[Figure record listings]

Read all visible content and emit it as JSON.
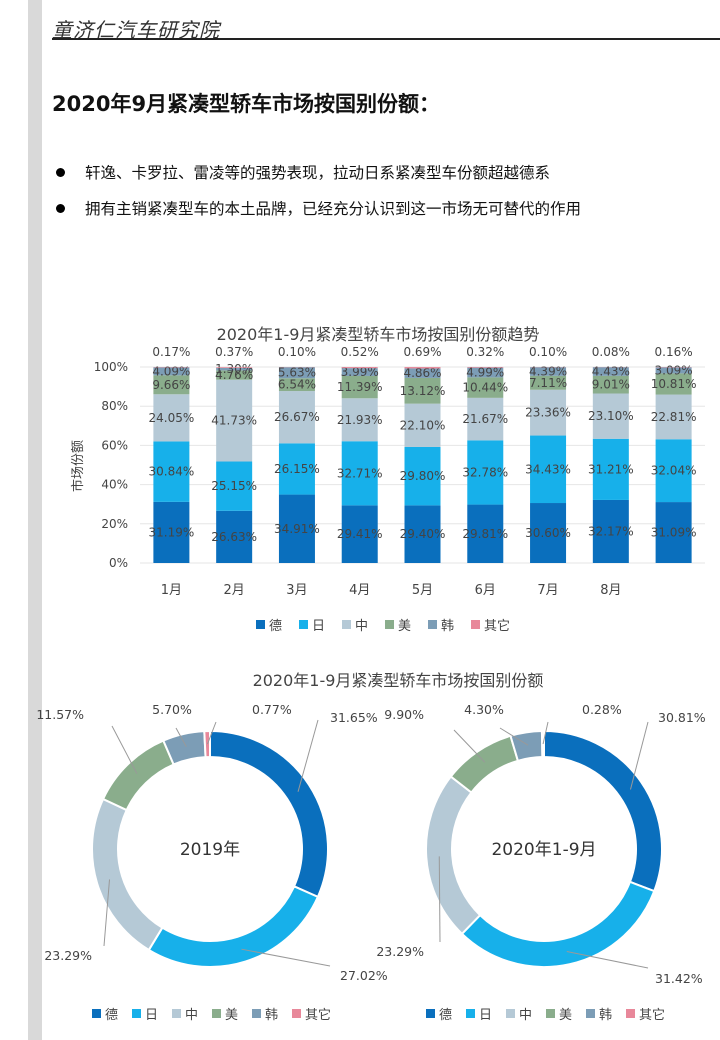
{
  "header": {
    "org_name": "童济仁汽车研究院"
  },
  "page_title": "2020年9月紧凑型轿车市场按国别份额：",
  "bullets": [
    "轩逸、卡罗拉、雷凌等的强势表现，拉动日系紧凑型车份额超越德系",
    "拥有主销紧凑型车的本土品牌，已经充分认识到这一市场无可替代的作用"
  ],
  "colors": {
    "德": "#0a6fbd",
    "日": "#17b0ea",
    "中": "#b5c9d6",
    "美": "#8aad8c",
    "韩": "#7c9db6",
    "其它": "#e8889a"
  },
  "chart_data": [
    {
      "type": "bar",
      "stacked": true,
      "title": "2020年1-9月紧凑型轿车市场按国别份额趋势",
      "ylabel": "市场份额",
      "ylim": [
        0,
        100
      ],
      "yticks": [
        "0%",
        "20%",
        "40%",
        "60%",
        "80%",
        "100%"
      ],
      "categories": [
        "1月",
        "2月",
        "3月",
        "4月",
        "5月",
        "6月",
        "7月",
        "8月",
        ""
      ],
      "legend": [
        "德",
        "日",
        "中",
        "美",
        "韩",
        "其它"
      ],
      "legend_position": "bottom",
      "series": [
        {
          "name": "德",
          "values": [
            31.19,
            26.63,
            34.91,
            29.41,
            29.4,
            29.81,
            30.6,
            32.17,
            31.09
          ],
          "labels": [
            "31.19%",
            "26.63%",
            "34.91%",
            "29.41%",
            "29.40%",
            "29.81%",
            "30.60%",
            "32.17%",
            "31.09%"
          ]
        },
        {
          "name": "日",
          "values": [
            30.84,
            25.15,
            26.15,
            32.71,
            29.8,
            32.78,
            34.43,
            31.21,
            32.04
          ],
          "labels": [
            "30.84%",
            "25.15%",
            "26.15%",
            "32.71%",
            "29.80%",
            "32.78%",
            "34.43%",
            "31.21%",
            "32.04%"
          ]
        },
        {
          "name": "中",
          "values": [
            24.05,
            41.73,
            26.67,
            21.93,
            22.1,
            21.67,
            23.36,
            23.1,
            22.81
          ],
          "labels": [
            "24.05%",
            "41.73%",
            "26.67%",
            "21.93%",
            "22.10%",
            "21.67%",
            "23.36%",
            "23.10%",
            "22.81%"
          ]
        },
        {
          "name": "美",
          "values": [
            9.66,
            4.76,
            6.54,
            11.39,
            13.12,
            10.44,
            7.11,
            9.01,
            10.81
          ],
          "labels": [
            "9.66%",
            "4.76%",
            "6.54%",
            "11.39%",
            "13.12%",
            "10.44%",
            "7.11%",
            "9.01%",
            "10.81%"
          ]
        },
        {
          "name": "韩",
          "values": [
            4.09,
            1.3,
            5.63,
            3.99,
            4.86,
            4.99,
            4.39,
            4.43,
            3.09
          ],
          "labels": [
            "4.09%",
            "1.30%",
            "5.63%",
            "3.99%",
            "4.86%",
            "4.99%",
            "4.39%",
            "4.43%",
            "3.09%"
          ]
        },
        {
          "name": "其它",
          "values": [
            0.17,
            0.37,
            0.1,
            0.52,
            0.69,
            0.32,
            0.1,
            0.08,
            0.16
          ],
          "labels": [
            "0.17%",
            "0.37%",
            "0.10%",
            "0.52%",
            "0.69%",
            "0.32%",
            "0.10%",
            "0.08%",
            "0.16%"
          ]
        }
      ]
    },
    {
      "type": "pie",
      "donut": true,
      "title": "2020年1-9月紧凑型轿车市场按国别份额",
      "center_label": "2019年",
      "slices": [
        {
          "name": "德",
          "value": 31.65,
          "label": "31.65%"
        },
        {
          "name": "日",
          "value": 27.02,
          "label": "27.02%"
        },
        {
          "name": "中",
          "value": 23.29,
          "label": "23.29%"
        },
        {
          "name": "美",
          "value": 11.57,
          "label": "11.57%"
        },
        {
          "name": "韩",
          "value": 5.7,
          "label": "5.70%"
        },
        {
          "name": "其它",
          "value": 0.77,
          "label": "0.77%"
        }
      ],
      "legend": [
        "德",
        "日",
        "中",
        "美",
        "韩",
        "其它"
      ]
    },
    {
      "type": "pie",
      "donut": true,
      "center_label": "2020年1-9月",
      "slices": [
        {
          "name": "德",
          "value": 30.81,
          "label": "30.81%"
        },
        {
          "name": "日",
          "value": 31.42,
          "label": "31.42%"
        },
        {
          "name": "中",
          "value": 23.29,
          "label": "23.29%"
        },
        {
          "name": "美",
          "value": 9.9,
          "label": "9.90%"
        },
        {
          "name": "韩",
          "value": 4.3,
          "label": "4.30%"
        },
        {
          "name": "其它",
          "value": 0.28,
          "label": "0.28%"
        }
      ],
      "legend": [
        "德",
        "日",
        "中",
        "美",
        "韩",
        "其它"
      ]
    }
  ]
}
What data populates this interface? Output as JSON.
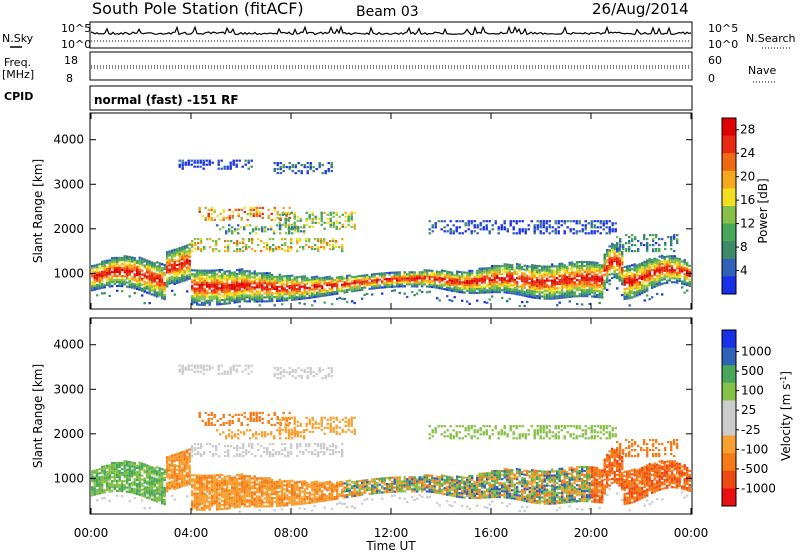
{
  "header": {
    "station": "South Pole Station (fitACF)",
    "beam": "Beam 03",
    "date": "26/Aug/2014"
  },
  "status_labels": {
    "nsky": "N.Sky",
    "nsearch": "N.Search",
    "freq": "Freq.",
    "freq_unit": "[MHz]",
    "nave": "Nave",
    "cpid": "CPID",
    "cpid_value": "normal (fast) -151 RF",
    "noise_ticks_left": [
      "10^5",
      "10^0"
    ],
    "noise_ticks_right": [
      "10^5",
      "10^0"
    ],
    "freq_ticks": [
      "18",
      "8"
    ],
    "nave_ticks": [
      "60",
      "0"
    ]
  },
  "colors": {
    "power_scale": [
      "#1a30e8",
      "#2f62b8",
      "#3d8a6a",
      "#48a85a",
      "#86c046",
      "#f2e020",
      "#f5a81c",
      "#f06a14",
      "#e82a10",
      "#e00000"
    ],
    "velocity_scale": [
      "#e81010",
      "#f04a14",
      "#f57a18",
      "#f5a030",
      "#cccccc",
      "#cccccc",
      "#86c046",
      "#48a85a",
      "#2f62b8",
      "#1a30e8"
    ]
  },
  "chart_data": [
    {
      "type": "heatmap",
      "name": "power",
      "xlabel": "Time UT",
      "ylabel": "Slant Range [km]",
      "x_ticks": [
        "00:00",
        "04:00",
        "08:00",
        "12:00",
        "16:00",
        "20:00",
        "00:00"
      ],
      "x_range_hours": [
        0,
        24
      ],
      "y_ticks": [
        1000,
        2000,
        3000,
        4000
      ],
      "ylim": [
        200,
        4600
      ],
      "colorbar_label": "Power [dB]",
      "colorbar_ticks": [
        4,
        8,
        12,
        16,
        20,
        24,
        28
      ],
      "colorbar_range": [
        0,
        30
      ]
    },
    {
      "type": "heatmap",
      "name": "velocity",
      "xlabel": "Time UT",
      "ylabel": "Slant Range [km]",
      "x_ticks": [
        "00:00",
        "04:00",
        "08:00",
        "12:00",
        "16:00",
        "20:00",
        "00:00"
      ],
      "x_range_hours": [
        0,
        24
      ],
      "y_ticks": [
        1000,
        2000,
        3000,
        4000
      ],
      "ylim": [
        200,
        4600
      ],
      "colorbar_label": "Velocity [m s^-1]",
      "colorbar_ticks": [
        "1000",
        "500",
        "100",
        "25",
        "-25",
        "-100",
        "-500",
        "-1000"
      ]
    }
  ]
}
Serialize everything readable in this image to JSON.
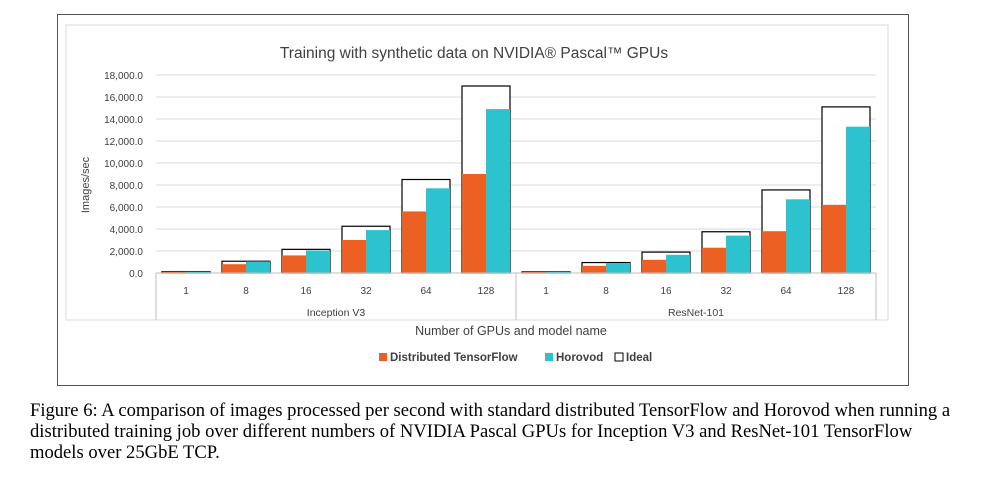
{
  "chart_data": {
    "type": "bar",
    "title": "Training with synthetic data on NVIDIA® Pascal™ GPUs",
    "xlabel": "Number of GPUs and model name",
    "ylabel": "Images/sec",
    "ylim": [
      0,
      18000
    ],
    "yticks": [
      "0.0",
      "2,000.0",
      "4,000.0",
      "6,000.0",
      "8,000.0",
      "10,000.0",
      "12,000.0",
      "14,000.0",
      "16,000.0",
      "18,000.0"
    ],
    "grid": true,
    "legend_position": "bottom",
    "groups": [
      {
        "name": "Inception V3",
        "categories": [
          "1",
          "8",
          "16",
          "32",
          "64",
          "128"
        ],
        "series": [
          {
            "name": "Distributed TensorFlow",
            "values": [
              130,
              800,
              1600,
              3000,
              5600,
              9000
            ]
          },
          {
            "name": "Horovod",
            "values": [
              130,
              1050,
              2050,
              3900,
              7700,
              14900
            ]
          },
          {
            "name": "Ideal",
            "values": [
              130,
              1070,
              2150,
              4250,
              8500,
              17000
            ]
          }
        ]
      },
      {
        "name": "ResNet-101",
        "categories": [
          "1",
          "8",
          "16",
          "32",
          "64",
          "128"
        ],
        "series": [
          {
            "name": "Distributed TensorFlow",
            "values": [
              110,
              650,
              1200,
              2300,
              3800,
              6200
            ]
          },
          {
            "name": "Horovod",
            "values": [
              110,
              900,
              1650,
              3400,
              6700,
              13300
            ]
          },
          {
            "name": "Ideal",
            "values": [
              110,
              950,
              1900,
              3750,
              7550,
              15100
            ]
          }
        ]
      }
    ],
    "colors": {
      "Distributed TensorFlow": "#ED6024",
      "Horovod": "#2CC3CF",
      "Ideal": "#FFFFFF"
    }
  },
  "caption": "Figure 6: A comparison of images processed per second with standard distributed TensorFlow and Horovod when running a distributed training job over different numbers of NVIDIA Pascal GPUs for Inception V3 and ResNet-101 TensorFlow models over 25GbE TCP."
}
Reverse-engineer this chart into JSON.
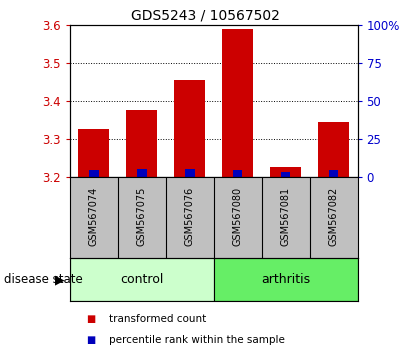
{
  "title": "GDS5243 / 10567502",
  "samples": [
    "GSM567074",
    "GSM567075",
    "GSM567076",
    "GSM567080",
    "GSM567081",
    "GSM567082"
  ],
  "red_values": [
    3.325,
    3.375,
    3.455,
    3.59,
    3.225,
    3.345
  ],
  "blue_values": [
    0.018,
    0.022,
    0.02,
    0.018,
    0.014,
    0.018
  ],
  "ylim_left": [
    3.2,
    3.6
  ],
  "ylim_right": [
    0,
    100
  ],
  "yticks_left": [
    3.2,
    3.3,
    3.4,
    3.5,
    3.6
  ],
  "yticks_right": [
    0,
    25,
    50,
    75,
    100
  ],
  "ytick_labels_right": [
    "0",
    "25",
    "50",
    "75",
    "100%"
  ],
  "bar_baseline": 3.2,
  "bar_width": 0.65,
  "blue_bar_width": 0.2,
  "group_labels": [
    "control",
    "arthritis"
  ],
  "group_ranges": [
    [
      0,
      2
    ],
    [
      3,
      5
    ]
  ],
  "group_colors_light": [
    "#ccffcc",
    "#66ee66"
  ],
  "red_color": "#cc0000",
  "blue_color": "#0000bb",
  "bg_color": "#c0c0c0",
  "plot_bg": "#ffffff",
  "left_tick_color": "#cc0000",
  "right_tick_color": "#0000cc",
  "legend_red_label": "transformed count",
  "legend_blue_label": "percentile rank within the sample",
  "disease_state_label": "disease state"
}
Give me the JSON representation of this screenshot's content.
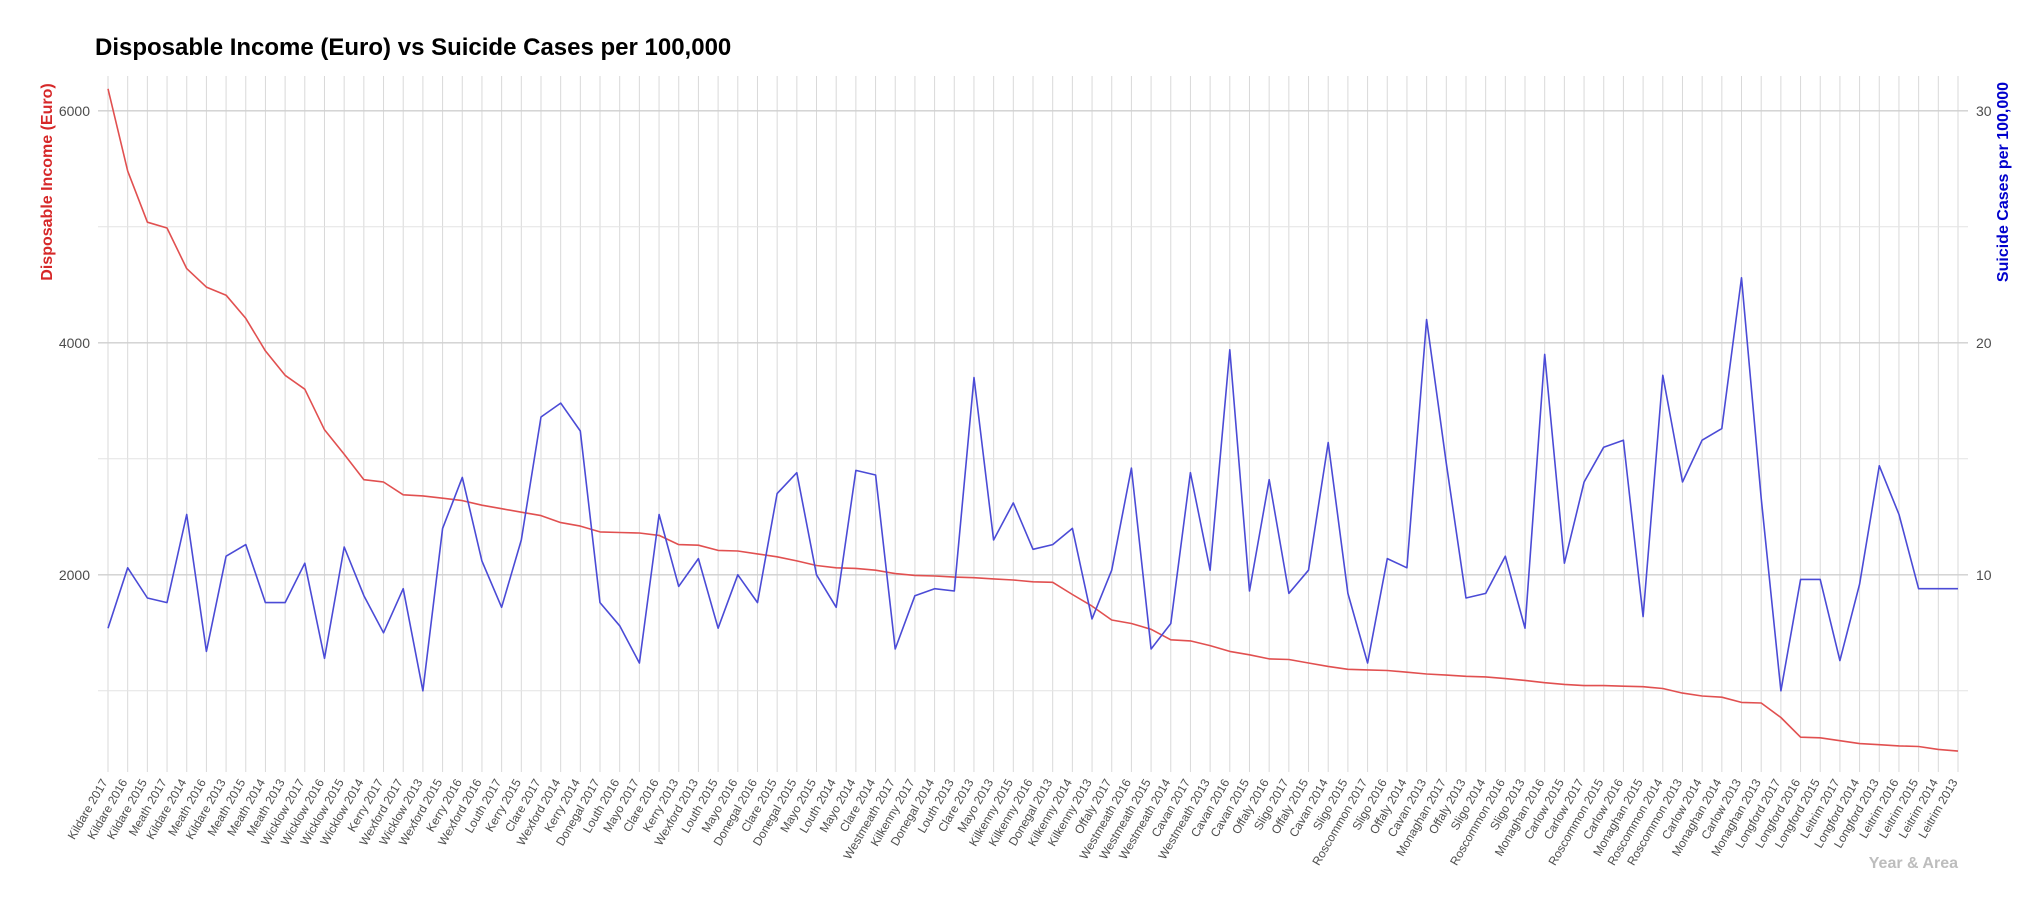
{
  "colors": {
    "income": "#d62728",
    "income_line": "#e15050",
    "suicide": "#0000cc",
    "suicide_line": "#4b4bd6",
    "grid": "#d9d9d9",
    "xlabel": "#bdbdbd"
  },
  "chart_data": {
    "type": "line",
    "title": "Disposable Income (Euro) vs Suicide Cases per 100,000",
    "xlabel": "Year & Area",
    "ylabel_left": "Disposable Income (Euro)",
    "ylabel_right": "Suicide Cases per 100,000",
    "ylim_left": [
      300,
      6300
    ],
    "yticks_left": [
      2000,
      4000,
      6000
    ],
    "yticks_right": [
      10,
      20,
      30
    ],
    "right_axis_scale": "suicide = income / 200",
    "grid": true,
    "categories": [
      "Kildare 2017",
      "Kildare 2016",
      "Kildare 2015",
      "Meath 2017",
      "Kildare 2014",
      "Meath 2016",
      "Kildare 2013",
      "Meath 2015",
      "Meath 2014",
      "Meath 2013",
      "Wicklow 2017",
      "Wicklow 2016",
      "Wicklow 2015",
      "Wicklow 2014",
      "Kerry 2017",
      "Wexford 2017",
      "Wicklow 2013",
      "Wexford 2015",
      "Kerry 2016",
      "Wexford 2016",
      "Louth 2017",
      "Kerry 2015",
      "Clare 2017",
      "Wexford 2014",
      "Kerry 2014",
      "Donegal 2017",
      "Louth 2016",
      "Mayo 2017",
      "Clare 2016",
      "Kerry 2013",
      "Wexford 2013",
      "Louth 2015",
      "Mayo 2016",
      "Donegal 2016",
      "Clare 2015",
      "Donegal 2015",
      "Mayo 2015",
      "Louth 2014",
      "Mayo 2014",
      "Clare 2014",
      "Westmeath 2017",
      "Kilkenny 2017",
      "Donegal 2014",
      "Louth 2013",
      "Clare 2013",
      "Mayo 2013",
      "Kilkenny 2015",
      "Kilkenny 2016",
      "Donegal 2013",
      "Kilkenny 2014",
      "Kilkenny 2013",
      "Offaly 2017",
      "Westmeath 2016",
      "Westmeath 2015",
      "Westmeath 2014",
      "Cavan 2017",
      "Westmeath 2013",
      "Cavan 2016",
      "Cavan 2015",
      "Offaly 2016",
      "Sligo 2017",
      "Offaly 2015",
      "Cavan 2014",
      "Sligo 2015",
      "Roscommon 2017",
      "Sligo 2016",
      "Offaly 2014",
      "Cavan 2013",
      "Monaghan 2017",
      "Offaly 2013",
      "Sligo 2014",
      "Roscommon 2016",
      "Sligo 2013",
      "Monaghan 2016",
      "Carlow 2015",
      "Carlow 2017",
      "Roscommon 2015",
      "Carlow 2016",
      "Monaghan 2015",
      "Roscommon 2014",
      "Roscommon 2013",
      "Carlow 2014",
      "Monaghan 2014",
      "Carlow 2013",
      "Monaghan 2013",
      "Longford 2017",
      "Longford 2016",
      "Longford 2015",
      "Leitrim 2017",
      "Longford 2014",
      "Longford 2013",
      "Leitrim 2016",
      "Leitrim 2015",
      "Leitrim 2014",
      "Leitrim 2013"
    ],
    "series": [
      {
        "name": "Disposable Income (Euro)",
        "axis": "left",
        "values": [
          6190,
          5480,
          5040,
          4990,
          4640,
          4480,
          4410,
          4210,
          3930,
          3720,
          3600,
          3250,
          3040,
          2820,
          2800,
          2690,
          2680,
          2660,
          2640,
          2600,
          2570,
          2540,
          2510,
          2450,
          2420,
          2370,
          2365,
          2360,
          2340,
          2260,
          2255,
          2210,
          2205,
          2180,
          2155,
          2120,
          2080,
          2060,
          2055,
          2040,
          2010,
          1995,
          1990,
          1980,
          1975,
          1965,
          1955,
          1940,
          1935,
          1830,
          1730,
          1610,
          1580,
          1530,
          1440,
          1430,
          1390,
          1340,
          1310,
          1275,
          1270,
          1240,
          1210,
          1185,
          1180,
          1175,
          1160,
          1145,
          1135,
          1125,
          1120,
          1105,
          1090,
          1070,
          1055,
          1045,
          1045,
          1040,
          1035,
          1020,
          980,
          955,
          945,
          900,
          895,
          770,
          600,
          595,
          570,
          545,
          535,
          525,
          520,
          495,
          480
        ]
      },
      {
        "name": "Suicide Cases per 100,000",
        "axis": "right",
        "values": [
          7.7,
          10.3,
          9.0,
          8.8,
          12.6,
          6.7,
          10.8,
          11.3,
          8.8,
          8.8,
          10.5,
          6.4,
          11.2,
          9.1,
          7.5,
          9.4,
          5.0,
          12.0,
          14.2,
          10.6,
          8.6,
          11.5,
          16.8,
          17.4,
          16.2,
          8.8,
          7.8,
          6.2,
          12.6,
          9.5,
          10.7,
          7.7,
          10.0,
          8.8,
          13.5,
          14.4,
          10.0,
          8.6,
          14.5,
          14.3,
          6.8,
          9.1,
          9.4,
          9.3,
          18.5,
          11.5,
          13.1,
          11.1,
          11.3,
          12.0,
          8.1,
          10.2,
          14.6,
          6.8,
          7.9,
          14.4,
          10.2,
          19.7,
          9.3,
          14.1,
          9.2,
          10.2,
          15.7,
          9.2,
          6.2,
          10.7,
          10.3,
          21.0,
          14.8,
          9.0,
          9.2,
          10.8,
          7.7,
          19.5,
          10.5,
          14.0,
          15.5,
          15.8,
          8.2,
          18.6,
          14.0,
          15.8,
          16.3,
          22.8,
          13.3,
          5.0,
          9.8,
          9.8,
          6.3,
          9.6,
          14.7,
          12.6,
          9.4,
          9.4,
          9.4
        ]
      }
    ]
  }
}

GIVEN EXERCISE ->
Copy every line of the records above that holds the word "Kilkenny".

EXERCISE SOLUTION ->
      "Kilkenny 2017",
      "Kilkenny 2015",
      "Kilkenny 2016",
      "Kilkenny 2014",
      "Kilkenny 2013",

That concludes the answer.